--- Start of RECORDS FOR THE TASK ---

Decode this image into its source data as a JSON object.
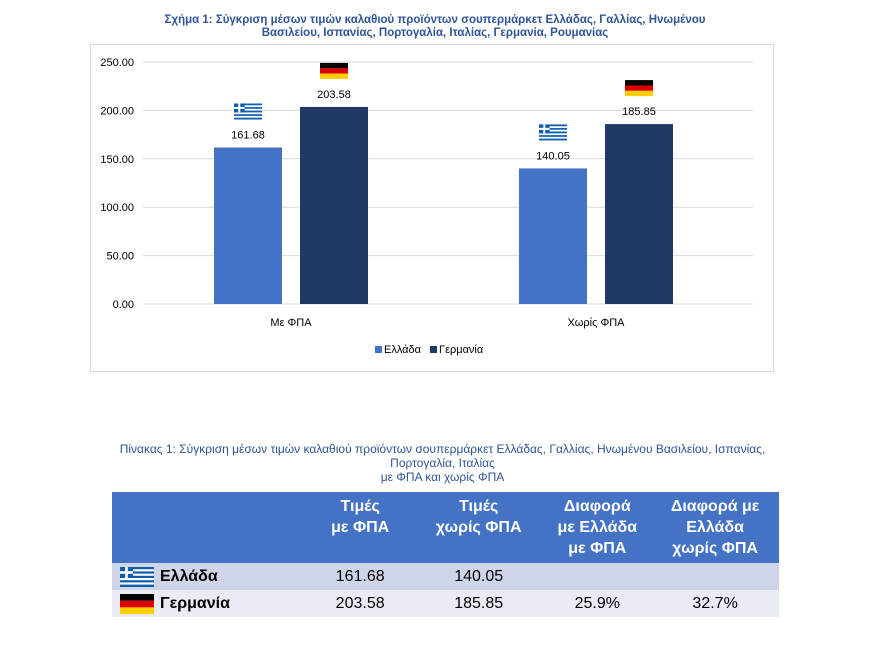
{
  "figure": {
    "title_line1": "Σχήμα 1: Σύγκριση μέσων τιμών καλαθιού προϊόντων σουπερμάρκετ Ελλάδας, Γαλλίας, Ηνωμένου",
    "title_line2": "Βασιλείου, Ισπανίας, Πορτογαλία, Ιταλίας, Γερμανία, Ρουμανίας"
  },
  "chart_data": {
    "type": "bar",
    "categories": [
      "Με ΦΠΑ",
      "Χωρίς ΦΠΑ"
    ],
    "series": [
      {
        "name": "Ελλάδα",
        "values": [
          161.68,
          140.05
        ],
        "color": "#4472c4",
        "flag": "greece-flag-icon"
      },
      {
        "name": "Γερμανία",
        "values": [
          203.58,
          185.85
        ],
        "color": "#203864",
        "flag": "germany-flag-icon"
      }
    ],
    "value_labels": [
      [
        "161.68",
        "140.05"
      ],
      [
        "203.58",
        "185.85"
      ]
    ],
    "yticks": [
      "0.00",
      "50.00",
      "100.00",
      "150.00",
      "200.00",
      "250.00"
    ],
    "ylim": [
      0,
      250
    ],
    "grid": true,
    "legend_position": "bottom"
  },
  "table": {
    "title_line1": "Πίνακας 1: Σύγκριση μέσων τιμών καλαθιού προϊόντων σουπερμάρκετ Ελλάδας, Γαλλίας, Ηνωμένου Βασιλείου, Ισπανίας,",
    "title_line2": "Πορτογαλία, Ιταλίας",
    "title_line3": "με ΦΠΑ και χωρίς ΦΠΑ",
    "headers": [
      [
        "Τιμές",
        "με ΦΠΑ"
      ],
      [
        "Τιμές",
        "χωρίς ΦΠΑ"
      ],
      [
        "Διαφορά",
        "με Ελλάδα",
        "με ΦΠΑ"
      ],
      [
        "Διαφορά με",
        "Ελλάδα",
        "χωρίς ΦΠΑ"
      ]
    ],
    "rows": [
      {
        "country": "Ελλάδα",
        "flag": "greece-flag-icon",
        "with_vat": "161.68",
        "without_vat": "140.05",
        "diff_with_vat": "",
        "diff_without_vat": ""
      },
      {
        "country": "Γερμανία",
        "flag": "germany-flag-icon",
        "with_vat": "203.58",
        "without_vat": "185.85",
        "diff_with_vat": "25.9%",
        "diff_without_vat": "32.7%"
      }
    ]
  }
}
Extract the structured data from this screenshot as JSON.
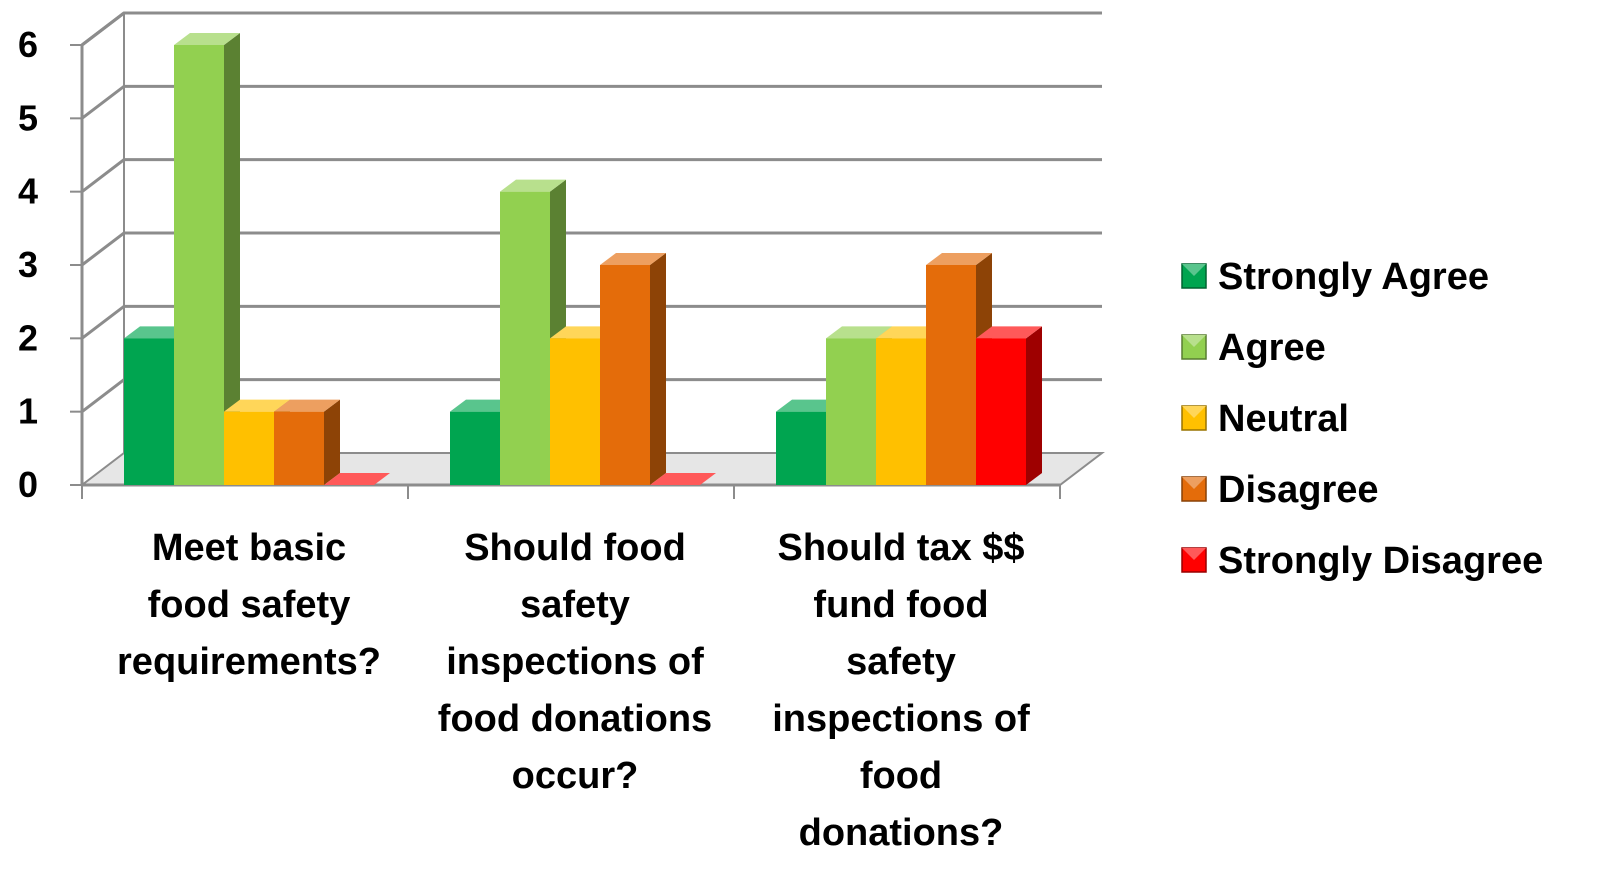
{
  "chart_data": {
    "type": "bar",
    "categories": [
      "Meet basic food safety requirements?",
      "Should food safety inspections of food donations occur?",
      "Should tax $$ fund food safety inspections of food donations?"
    ],
    "category_lines": [
      [
        "Meet basic",
        "food safety",
        "requirements?"
      ],
      [
        "Should food",
        "safety",
        "inspections of",
        "food donations",
        "occur?"
      ],
      [
        "Should tax $$",
        "fund food",
        "safety",
        "inspections of",
        "food",
        "donations?"
      ]
    ],
    "series": [
      {
        "name": "Strongly Agree",
        "values": [
          2,
          1,
          1
        ],
        "color": "#00A550"
      },
      {
        "name": "Agree",
        "values": [
          6,
          4,
          2
        ],
        "color": "#92D050"
      },
      {
        "name": "Neutral",
        "values": [
          1,
          2,
          2
        ],
        "color": "#FFC000"
      },
      {
        "name": "Disagree",
        "values": [
          1,
          3,
          3
        ],
        "color": "#E46C0A"
      },
      {
        "name": "Strongly Disagree",
        "values": [
          0,
          0,
          2
        ],
        "color": "#FF0000"
      }
    ],
    "yticks": [
      "0",
      "1",
      "2",
      "3",
      "4",
      "5",
      "6"
    ],
    "ylim": [
      0,
      6
    ],
    "grid": true,
    "legend": "right",
    "title": "",
    "xlabel": "",
    "ylabel": ""
  }
}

--- End of RECORDS FOR THE TASK ---

Keep the pictures out of your copy, and repeat every entry above exactly.

**RESULT OF THE EXERCISE**.
Decode this image into its source data as a JSON object.
{
  "figure": {
    "title_line1": "Σχήμα 1: Σύγκριση μέσων τιμών καλαθιού προϊόντων σουπερμάρκετ Ελλάδας, Γαλλίας, Ηνωμένου",
    "title_line2": "Βασιλείου, Ισπανίας, Πορτογαλία, Ιταλίας, Γερμανία, Ρουμανίας"
  },
  "chart_data": {
    "type": "bar",
    "categories": [
      "Με ΦΠΑ",
      "Χωρίς ΦΠΑ"
    ],
    "series": [
      {
        "name": "Ελλάδα",
        "values": [
          161.68,
          140.05
        ],
        "color": "#4472c4",
        "flag": "greece-flag-icon"
      },
      {
        "name": "Γερμανία",
        "values": [
          203.58,
          185.85
        ],
        "color": "#203864",
        "flag": "germany-flag-icon"
      }
    ],
    "value_labels": [
      [
        "161.68",
        "140.05"
      ],
      [
        "203.58",
        "185.85"
      ]
    ],
    "yticks": [
      "0.00",
      "50.00",
      "100.00",
      "150.00",
      "200.00",
      "250.00"
    ],
    "ylim": [
      0,
      250
    ],
    "grid": true,
    "legend_position": "bottom"
  },
  "table": {
    "title_line1": "Πίνακας 1: Σύγκριση μέσων τιμών καλαθιού προϊόντων σουπερμάρκετ Ελλάδας, Γαλλίας, Ηνωμένου Βασιλείου, Ισπανίας,",
    "title_line2": "Πορτογαλία, Ιταλίας",
    "title_line3": "με ΦΠΑ και χωρίς ΦΠΑ",
    "headers": [
      [
        "Τιμές",
        "με ΦΠΑ"
      ],
      [
        "Τιμές",
        "χωρίς ΦΠΑ"
      ],
      [
        "Διαφορά",
        "με Ελλάδα",
        "με ΦΠΑ"
      ],
      [
        "Διαφορά με",
        "Ελλάδα",
        "χωρίς ΦΠΑ"
      ]
    ],
    "rows": [
      {
        "country": "Ελλάδα",
        "flag": "greece-flag-icon",
        "with_vat": "161.68",
        "without_vat": "140.05",
        "diff_with_vat": "",
        "diff_without_vat": ""
      },
      {
        "country": "Γερμανία",
        "flag": "germany-flag-icon",
        "with_vat": "203.58",
        "without_vat": "185.85",
        "diff_with_vat": "25.9%",
        "diff_without_vat": "32.7%"
      }
    ]
  }
}
Extract the structured data from this screenshot as JSON.
{
  "chart_data": {
    "type": "bar",
    "categories": [
      "Meet basic food safety requirements?",
      "Should food safety inspections of food donations occur?",
      "Should tax $$ fund food safety inspections of food donations?"
    ],
    "category_lines": [
      [
        "Meet basic",
        "food safety",
        "requirements?"
      ],
      [
        "Should food",
        "safety",
        "inspections of",
        "food donations",
        "occur?"
      ],
      [
        "Should tax $$",
        "fund food",
        "safety",
        "inspections of",
        "food",
        "donations?"
      ]
    ],
    "series": [
      {
        "name": "Strongly Agree",
        "values": [
          2,
          1,
          1
        ],
        "color": "#00A550"
      },
      {
        "name": "Agree",
        "values": [
          6,
          4,
          2
        ],
        "color": "#92D050"
      },
      {
        "name": "Neutral",
        "values": [
          1,
          2,
          2
        ],
        "color": "#FFC000"
      },
      {
        "name": "Disagree",
        "values": [
          1,
          3,
          3
        ],
        "color": "#E46C0A"
      },
      {
        "name": "Strongly Disagree",
        "values": [
          0,
          0,
          2
        ],
        "color": "#FF0000"
      }
    ],
    "yticks": [
      "0",
      "1",
      "2",
      "3",
      "4",
      "5",
      "6"
    ],
    "ylim": [
      0,
      6
    ],
    "grid": true,
    "legend": "right",
    "title": "",
    "xlabel": "",
    "ylabel": ""
  }
}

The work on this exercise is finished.